▶ **INSTRUCTION**: Arrange the listing as a Markdown table with the columns Row and Line, covering everything from its start through the line that contains "- data-label: 8.75: [770, 37, 800, 54]". Number each row and leave out blank lines.
---------- AVAILABLE DATA ----------
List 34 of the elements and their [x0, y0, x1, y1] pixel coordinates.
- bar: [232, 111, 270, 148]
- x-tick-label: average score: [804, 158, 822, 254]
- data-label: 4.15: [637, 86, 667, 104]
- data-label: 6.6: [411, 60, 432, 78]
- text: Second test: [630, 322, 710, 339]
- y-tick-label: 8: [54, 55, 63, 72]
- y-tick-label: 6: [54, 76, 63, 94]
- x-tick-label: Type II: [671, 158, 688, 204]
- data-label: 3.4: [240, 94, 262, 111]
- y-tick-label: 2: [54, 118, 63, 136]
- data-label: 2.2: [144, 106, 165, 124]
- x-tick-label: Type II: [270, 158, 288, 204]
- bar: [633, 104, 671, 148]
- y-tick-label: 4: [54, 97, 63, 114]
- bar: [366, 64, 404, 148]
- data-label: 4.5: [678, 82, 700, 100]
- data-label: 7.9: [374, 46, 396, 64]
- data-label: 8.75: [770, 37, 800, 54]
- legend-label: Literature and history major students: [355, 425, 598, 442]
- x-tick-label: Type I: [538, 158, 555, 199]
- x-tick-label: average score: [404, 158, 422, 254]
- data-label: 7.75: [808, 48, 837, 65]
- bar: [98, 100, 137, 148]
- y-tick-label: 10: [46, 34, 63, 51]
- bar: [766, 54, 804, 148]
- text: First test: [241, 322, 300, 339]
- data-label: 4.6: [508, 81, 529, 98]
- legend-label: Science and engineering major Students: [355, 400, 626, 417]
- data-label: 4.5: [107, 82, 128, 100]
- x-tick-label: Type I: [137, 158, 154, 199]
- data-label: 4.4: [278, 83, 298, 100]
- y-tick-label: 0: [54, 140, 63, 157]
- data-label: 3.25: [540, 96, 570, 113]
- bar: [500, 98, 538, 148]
----------
▶ **IN RESPONSE**:
| Row | Line |
|---|---|
| 1 | List 34 of the elements and their [x0, y0, x1, y1] pixel coordinates. |
| 2 | - bar: [232, 111, 270, 148] |
| 3 | - x-tick-label: average score: [804, 158, 822, 254] |
| 4 | - data-label: 4.15: [637, 86, 667, 104] |
| 5 | - data-label: 6.6: [411, 60, 432, 78] |
| 6 | - text: Second test: [630, 322, 710, 339] |
| 7 | - y-tick-label: 8: [54, 55, 63, 72] |
| 8 | - y-tick-label: 6: [54, 76, 63, 94] |
| 9 | - x-tick-label: Type II: [671, 158, 688, 204] |
| 10 | - data-label: 3.4: [240, 94, 262, 111] |
| 11 | - y-tick-label: 2: [54, 118, 63, 136] |
| 12 | - data-label: 2.2: [144, 106, 165, 124] |
| 13 | - x-tick-label: Type II: [270, 158, 288, 204] |
| 14 | - bar: [633, 104, 671, 148] |
| 15 | - y-tick-label: 4: [54, 97, 63, 114] |
| 16 | - bar: [366, 64, 404, 148] |
| 17 | - data-label: 4.5: [678, 82, 700, 100] |
| 18 | - data-label: 7.9: [374, 46, 396, 64] |
| 19 | - data-label: 8.75: [770, 37, 800, 54] |